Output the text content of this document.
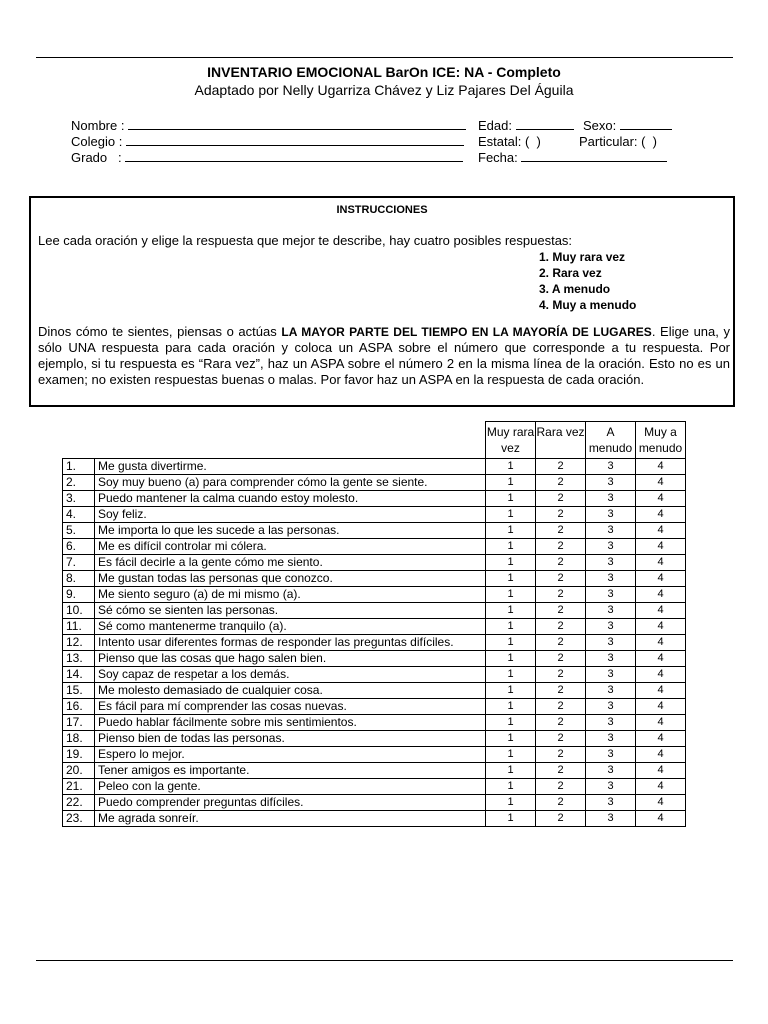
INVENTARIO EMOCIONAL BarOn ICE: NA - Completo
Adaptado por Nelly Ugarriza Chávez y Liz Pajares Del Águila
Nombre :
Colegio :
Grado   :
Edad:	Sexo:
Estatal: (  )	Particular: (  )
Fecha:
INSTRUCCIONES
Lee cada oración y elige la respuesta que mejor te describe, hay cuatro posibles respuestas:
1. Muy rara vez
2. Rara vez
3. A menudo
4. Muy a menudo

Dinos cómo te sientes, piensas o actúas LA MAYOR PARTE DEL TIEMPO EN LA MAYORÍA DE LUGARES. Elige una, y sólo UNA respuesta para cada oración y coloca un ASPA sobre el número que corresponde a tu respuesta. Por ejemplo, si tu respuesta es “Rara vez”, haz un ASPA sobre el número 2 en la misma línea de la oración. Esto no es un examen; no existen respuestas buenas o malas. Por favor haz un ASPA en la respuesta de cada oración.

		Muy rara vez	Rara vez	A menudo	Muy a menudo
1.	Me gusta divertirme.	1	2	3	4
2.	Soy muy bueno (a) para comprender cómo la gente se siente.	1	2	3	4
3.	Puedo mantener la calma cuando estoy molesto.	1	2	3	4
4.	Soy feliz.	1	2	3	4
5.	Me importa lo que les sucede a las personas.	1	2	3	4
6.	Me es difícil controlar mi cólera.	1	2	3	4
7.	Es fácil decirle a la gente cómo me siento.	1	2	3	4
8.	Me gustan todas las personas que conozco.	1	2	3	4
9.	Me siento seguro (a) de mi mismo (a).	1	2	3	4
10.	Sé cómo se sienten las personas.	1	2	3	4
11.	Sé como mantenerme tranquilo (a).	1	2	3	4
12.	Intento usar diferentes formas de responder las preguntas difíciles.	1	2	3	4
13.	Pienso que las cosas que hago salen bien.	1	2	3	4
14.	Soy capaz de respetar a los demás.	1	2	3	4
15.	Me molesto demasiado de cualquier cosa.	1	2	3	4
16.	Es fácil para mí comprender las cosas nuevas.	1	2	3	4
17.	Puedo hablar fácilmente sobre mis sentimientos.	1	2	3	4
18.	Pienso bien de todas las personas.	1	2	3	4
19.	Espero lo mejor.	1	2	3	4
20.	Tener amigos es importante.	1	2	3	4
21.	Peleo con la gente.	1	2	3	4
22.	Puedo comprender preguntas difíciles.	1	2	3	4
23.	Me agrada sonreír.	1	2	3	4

──────

Exercise description:
Say how many lines in the records contain the string "cada", and say nothing else.

Solution to this task:
2